**Given data:**

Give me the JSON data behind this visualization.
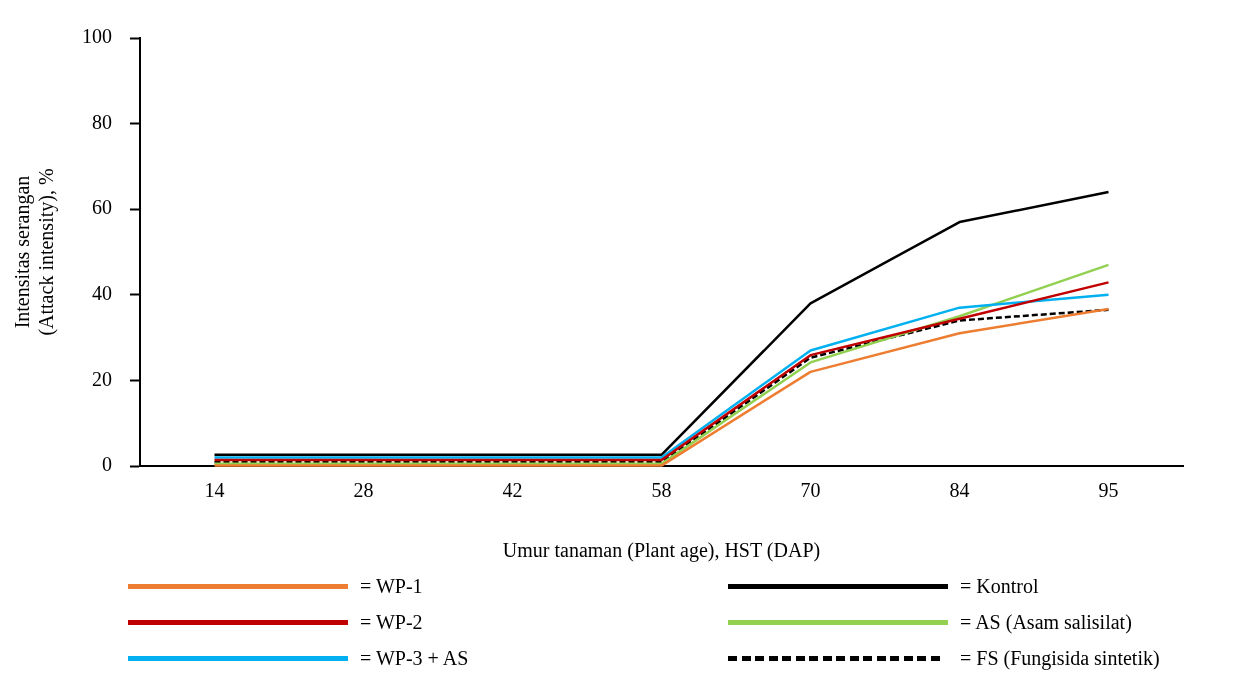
{
  "chart_data": {
    "type": "line",
    "xlabel": "Umur tanaman (Plant age), HST (DAP)",
    "ylabel": "Intensitas serangan\n(Attack intensity), %",
    "categories": [
      "14",
      "28",
      "42",
      "58",
      "70",
      "84",
      "95"
    ],
    "ylim": [
      0,
      100
    ],
    "yticks": [
      0,
      20,
      40,
      60,
      80,
      100
    ],
    "grid": false,
    "legend": "bottom",
    "marker": "none",
    "series": [
      {
        "name": "= WP-1",
        "color": "#ed7d31",
        "values": [
          0.1,
          0.1,
          0.1,
          0.1,
          22,
          31,
          36.7
        ]
      },
      {
        "name": "= WP-2",
        "color": "#c00000",
        "values": [
          1.4,
          1.4,
          1.4,
          1.4,
          25.9,
          34.4,
          42.9
        ]
      },
      {
        "name": "= WP-3 + AS",
        "color": "#00b0f0",
        "values": [
          2,
          2,
          2,
          2,
          27,
          37,
          40
        ]
      },
      {
        "name": "= Kontrol",
        "color": "#000000",
        "values": [
          2.6,
          2.6,
          2.6,
          2.6,
          38,
          57,
          64
        ]
      },
      {
        "name": "= AS (Asam salisilat)",
        "color": "#92d050",
        "values": [
          0.5,
          0.5,
          0.5,
          0.5,
          24.2,
          35,
          47
        ]
      },
      {
        "name": "= FS (Fungisida sintetik)",
        "color": "#000000",
        "line_style": "dashed",
        "values": [
          0.9,
          0.9,
          0.9,
          0.9,
          25.3,
          34,
          36.5
        ]
      }
    ]
  }
}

**Do this:** Transcribe every entry word for word, but omit the pictures.

**Correct result:**
Give me the JSON data behind this visualization.
{
  "chart_data": {
    "type": "line",
    "xlabel": "Umur tanaman (Plant age), HST (DAP)",
    "ylabel": "Intensitas serangan\n(Attack intensity), %",
    "categories": [
      "14",
      "28",
      "42",
      "58",
      "70",
      "84",
      "95"
    ],
    "ylim": [
      0,
      100
    ],
    "yticks": [
      0,
      20,
      40,
      60,
      80,
      100
    ],
    "grid": false,
    "legend": "bottom",
    "marker": "none",
    "series": [
      {
        "name": "= WP-1",
        "color": "#ed7d31",
        "values": [
          0.1,
          0.1,
          0.1,
          0.1,
          22,
          31,
          36.7
        ]
      },
      {
        "name": "= WP-2",
        "color": "#c00000",
        "values": [
          1.4,
          1.4,
          1.4,
          1.4,
          25.9,
          34.4,
          42.9
        ]
      },
      {
        "name": "= WP-3 + AS",
        "color": "#00b0f0",
        "values": [
          2,
          2,
          2,
          2,
          27,
          37,
          40
        ]
      },
      {
        "name": "= Kontrol",
        "color": "#000000",
        "values": [
          2.6,
          2.6,
          2.6,
          2.6,
          38,
          57,
          64
        ]
      },
      {
        "name": "= AS (Asam salisilat)",
        "color": "#92d050",
        "values": [
          0.5,
          0.5,
          0.5,
          0.5,
          24.2,
          35,
          47
        ]
      },
      {
        "name": "= FS (Fungisida sintetik)",
        "color": "#000000",
        "line_style": "dashed",
        "values": [
          0.9,
          0.9,
          0.9,
          0.9,
          25.3,
          34,
          36.5
        ]
      }
    ]
  }
}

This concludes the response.